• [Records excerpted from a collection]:
━━━━━━━━━━
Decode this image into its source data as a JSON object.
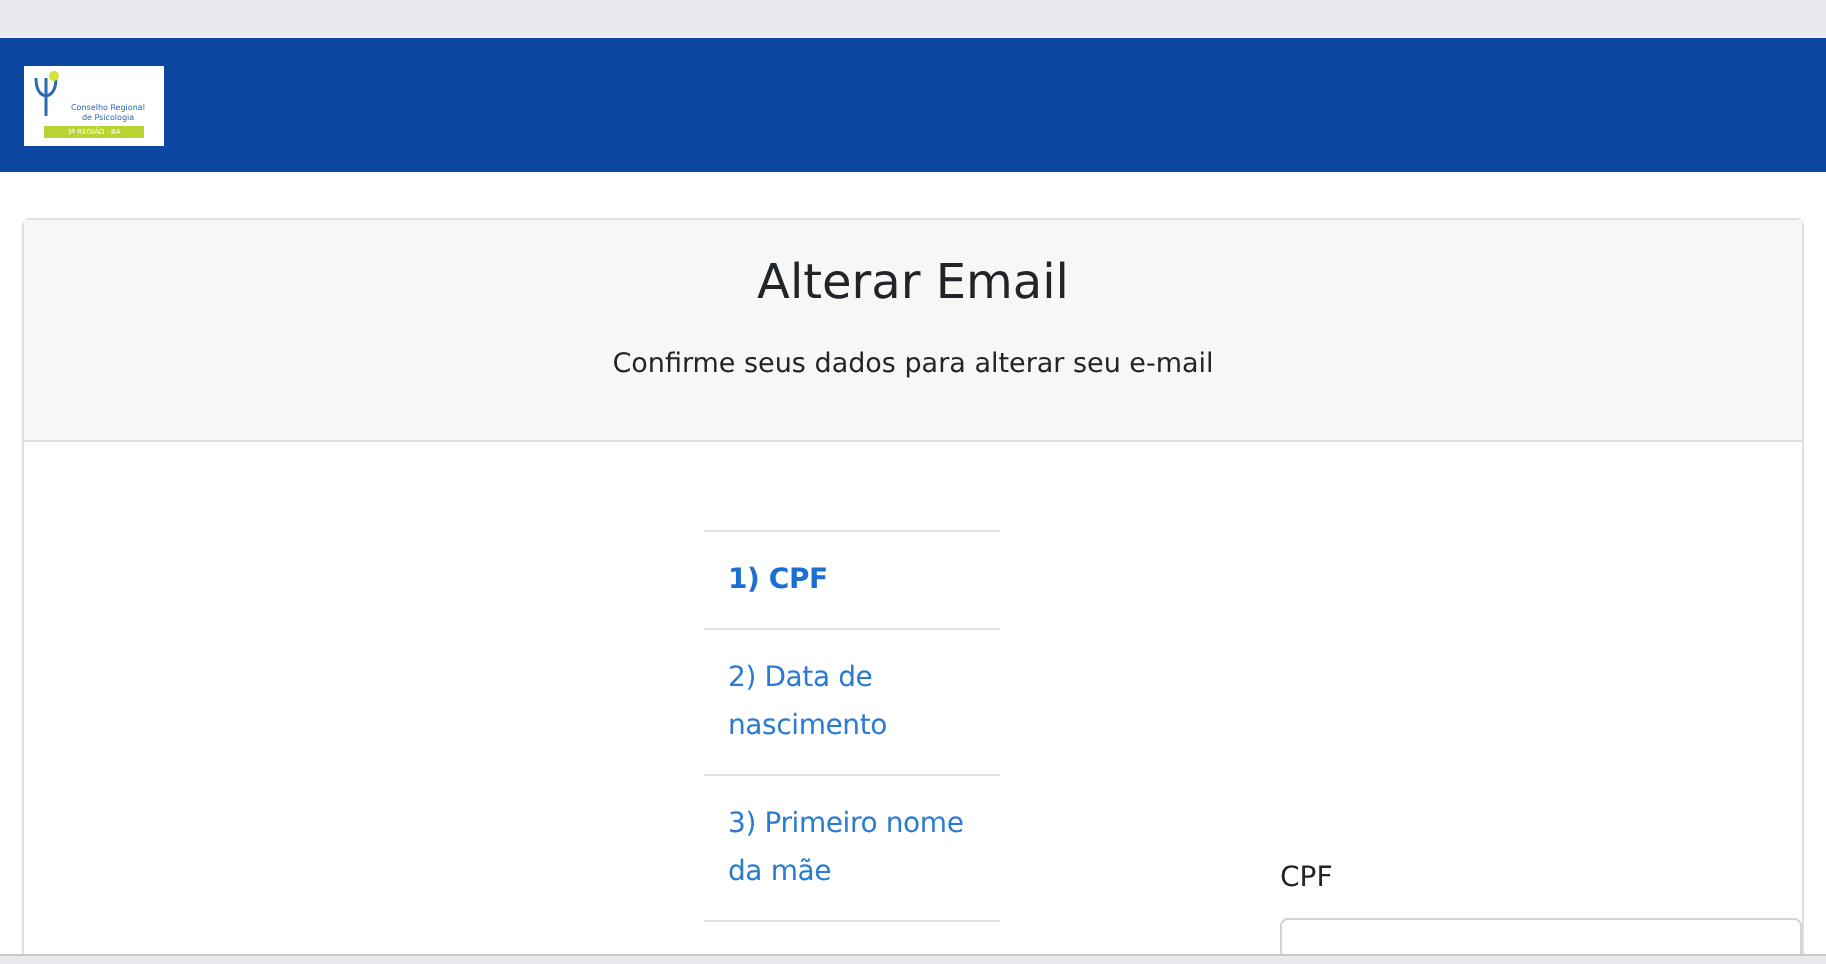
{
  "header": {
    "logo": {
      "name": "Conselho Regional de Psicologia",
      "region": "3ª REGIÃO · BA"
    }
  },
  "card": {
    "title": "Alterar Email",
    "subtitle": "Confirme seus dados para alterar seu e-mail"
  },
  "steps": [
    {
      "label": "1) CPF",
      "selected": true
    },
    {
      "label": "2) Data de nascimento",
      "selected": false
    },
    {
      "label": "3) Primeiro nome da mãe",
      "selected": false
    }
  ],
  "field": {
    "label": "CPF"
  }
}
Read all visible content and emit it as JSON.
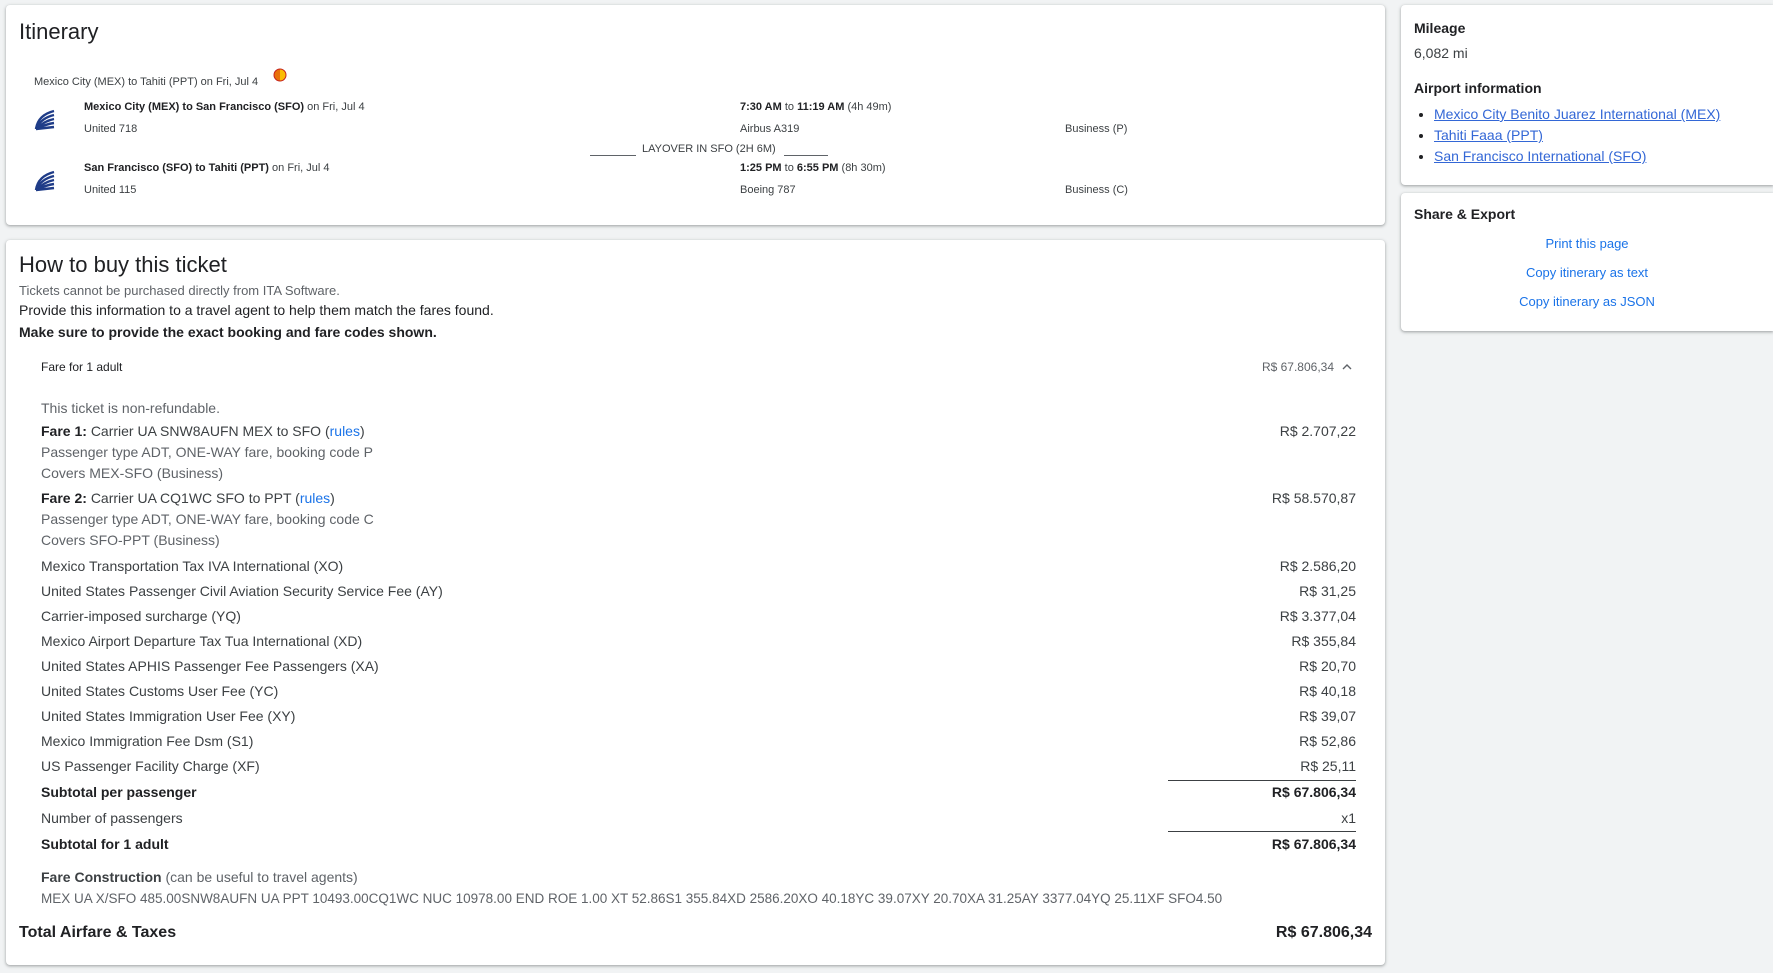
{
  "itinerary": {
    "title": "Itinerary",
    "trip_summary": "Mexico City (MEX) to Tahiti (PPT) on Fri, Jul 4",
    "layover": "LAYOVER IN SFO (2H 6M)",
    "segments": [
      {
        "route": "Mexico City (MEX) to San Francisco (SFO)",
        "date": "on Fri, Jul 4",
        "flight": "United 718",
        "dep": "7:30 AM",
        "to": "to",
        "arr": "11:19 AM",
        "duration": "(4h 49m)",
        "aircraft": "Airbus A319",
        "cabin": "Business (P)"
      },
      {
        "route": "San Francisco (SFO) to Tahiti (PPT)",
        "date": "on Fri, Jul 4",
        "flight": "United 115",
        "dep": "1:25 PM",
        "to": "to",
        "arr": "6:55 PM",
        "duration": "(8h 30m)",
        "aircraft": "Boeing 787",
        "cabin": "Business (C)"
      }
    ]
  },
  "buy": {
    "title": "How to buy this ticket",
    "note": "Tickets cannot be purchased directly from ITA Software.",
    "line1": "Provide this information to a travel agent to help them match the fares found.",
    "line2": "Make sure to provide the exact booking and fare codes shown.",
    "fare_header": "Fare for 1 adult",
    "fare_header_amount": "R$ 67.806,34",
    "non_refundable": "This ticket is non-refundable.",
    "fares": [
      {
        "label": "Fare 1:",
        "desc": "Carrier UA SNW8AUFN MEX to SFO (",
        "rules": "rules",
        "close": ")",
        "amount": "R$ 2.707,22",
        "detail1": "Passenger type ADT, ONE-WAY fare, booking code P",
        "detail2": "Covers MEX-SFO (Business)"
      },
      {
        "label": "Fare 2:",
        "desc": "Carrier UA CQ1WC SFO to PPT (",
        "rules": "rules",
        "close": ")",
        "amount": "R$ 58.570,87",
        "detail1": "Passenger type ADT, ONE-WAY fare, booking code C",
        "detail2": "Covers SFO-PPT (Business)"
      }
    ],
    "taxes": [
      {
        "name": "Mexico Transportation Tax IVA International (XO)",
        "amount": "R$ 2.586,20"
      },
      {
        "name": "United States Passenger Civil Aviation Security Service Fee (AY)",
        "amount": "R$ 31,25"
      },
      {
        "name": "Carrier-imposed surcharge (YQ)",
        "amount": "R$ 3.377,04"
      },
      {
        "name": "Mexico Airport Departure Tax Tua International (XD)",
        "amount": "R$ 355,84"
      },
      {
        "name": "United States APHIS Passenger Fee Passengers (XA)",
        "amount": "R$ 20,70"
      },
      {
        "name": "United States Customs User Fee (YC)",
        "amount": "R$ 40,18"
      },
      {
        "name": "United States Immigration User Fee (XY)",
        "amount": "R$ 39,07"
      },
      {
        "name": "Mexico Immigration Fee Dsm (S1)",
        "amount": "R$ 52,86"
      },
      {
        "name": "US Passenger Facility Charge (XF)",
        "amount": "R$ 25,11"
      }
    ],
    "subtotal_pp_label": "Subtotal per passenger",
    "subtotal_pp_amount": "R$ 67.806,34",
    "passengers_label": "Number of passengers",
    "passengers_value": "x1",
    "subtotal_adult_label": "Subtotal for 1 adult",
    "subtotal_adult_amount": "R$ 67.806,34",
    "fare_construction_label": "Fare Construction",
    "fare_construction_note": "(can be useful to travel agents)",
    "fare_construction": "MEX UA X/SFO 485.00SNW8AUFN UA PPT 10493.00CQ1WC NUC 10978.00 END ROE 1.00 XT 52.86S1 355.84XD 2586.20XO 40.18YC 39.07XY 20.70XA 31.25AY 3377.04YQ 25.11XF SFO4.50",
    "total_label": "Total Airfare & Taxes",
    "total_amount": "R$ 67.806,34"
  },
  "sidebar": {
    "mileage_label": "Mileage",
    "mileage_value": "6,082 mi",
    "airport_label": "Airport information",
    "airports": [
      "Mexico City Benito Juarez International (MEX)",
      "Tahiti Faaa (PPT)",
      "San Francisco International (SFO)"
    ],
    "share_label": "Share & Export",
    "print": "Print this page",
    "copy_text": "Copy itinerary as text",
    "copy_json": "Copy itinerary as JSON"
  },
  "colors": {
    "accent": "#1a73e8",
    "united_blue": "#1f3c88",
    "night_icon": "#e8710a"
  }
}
━━━━━━━━━━
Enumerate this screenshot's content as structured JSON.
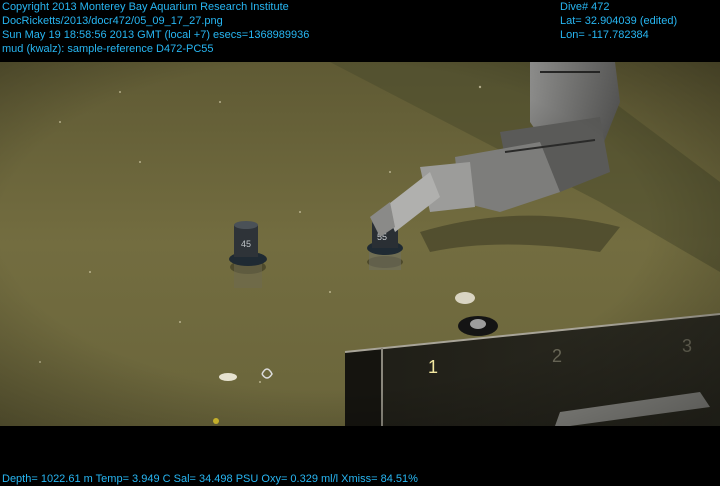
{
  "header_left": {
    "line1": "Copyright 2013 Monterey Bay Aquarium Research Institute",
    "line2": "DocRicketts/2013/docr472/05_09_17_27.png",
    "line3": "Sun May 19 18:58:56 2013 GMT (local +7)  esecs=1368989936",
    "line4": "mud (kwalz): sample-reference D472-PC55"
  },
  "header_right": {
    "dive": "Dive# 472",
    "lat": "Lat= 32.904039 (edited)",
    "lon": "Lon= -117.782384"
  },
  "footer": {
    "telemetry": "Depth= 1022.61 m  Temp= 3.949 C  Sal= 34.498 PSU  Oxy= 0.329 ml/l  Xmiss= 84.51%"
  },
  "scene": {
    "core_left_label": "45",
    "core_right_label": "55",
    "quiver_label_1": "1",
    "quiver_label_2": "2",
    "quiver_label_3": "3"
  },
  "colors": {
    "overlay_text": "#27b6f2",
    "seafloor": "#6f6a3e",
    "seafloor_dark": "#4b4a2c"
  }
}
━━━━━━━━━━
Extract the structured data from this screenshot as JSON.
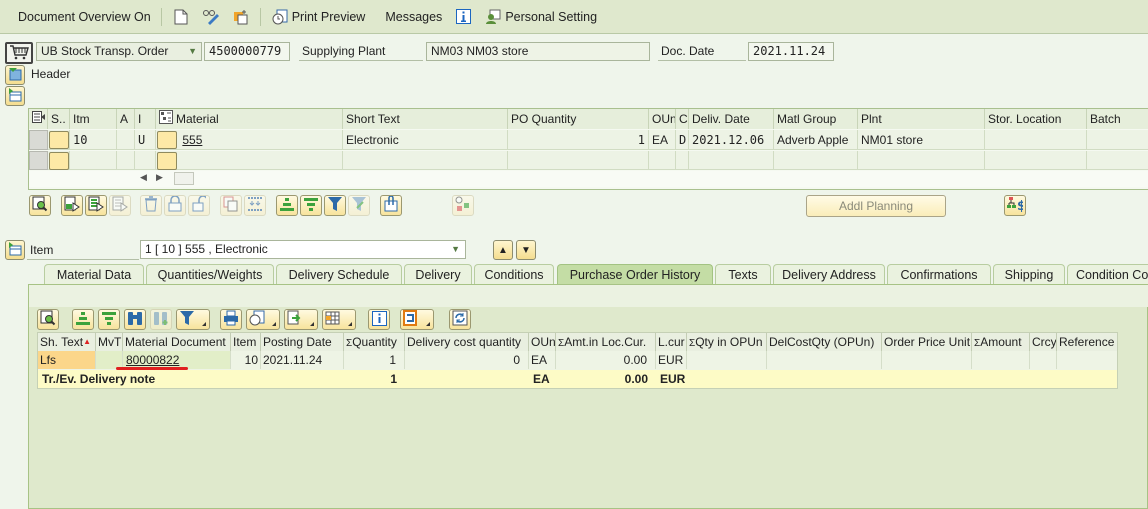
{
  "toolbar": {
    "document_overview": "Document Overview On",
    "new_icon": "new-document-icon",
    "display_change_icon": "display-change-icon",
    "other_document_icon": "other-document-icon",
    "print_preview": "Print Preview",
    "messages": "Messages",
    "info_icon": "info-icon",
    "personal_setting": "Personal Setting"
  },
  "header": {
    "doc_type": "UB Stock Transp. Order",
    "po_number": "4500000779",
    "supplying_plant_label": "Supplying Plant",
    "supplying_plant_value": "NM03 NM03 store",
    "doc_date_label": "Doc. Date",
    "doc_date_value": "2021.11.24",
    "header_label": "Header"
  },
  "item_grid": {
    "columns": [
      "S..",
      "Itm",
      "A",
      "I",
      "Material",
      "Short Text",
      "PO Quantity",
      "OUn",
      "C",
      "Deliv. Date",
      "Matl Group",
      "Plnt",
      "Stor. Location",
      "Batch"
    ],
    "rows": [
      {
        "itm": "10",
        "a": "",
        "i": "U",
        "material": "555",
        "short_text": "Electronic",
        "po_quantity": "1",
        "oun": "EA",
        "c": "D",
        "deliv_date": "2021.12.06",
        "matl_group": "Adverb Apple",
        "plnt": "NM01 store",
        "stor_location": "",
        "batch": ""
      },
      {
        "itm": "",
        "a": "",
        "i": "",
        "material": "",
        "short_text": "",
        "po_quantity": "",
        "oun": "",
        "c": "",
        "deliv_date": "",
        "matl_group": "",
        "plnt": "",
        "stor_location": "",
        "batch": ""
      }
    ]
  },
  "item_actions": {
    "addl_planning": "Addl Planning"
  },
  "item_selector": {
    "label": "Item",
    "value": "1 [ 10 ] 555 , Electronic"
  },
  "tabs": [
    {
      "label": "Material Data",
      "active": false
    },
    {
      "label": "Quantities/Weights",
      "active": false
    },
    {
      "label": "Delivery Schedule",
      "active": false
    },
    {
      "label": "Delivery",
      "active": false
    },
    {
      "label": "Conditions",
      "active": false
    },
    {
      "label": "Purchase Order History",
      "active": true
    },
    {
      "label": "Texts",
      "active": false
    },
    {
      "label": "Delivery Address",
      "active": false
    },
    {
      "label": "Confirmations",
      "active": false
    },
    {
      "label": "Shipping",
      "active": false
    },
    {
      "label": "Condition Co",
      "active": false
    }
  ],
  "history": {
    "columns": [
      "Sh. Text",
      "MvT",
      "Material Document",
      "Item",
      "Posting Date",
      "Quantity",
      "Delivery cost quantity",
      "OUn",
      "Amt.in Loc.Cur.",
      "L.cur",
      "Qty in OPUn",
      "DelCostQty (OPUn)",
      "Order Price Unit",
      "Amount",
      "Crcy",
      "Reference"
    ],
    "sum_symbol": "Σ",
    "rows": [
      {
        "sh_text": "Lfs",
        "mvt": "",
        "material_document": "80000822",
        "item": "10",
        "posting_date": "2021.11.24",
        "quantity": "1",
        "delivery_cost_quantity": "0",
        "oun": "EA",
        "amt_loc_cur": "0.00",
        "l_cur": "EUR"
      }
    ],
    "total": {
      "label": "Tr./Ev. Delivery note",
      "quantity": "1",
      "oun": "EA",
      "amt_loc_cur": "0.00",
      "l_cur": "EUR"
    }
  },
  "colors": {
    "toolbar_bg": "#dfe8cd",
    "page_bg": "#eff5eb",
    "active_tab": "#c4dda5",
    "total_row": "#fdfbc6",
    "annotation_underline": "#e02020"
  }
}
━━━━━━━━━━
• [SET PROBLEM]: Identify each line in the records above that contains the word "screenshot", and copy it out in full.

• [SOLUTION TO THIS EXERCISE]:
Enumerate this screenshot's content as structured JSON.
Extract the structured data from this screenshot as JSON.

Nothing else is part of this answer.